— begin —
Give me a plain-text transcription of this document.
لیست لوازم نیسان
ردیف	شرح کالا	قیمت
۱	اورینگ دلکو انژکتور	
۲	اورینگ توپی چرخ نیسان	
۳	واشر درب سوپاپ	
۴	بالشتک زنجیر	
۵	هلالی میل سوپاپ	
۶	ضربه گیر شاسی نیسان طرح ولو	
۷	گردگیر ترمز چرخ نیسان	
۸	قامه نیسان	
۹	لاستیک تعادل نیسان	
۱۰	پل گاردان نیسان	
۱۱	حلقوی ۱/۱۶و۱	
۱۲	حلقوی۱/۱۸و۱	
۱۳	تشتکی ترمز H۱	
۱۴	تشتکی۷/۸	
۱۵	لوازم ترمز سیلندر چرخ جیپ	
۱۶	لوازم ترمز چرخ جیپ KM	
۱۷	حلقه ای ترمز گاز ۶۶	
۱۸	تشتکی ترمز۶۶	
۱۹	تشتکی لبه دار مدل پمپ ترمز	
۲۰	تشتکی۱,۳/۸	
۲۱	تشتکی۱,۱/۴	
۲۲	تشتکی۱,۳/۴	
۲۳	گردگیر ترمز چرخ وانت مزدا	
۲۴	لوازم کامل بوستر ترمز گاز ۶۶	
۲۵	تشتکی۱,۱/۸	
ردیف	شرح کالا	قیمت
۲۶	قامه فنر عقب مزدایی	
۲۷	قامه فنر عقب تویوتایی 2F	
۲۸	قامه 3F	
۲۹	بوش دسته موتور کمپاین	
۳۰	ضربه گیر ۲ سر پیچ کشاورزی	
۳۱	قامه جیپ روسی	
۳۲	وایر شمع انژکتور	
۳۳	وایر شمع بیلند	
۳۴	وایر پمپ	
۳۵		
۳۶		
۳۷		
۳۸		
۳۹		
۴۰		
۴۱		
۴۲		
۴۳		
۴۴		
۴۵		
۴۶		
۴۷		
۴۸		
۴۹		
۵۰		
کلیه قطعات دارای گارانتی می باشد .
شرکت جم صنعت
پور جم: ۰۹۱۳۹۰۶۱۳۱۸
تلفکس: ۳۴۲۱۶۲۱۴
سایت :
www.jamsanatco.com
— end —
Write out the material exactly as given.

Correct response:
Give me a plain-text transcription of this document.
لیست لوازم نیسان
ردیف	شرح کالا	قیمت
۱	اورینگ دلکو انژکتور	
۲	اورینگ توپی چرخ نیسان	
۳	واشر درب سوپاپ	
۴	بالشتک زنجیر	
۵	هلالی میل سوپاپ	
۶	ضربه گیر شاسی نیسان طرح ولو	
۷	گردگیر ترمز چرخ نیسان	
۸	قامه نیسان	
۹	لاستیک تعادل نیسان	
۱۰	پل گاردان نیسان	
۱۱	حلقوی ۱/۱۶و۱	
۱۲	حلقوی۱/۱۸و۱	
۱۳	تشتکی ترمز H۱	
۱۴	تشتکی۷/۸	
۱۵	لوازم ترمز سیلندر چرخ جیپ	
۱۶	لوازم ترمز چرخ جیپ KM	
۱۷	حلقه ای ترمز گاز ۶۶	
۱۸	تشتکی ترمز۶۶	
۱۹	تشتکی لبه دار مدل پمپ ترمز	
۲۰	تشتکی۱,۳/۸	
۲۱	تشتکی۱,۱/۴	
۲۲	تشتکی۱,۳/۴	
۲۳	گردگیر ترمز چرخ وانت مزدا	
۲۴	لوازم کامل بوستر ترمز گاز ۶۶	
۲۵	تشتکی۱,۱/۸	
ردیف	شرح کالا	قیمت
۲۶	قامه فنر عقب مزدایی	
۲۷	قامه فنر عقب تویوتایی 2F	
۲۸	قامه 3F	
۲۹	بوش دسته موتور کمپاین	
۳۰	ضربه گیر ۲ سر پیچ کشاورزی	
۳۱	قامه جیپ روسی	
۳۲	وایر شمع انژکتور	
۳۳	وایر شمع بیلند	
۳۴	وایر پمپ	
۳۵		
۳۶		
۳۷		
۳۸		
۳۹		
۴۰		
۴۱		
۴۲		
۴۳		
۴۴		
۴۵		
۴۶		
۴۷		
۴۸		
۴۹		
۵۰		
کلیه قطعات دارای گارانتی می باشد .
شرکت جم صنعت
پور جم: ۰۹۱۳۹۰۶۱۳۱۸
تلفکس: ۳۴۲۱۶۲۱۴
سایت :
www.jamsanatco.com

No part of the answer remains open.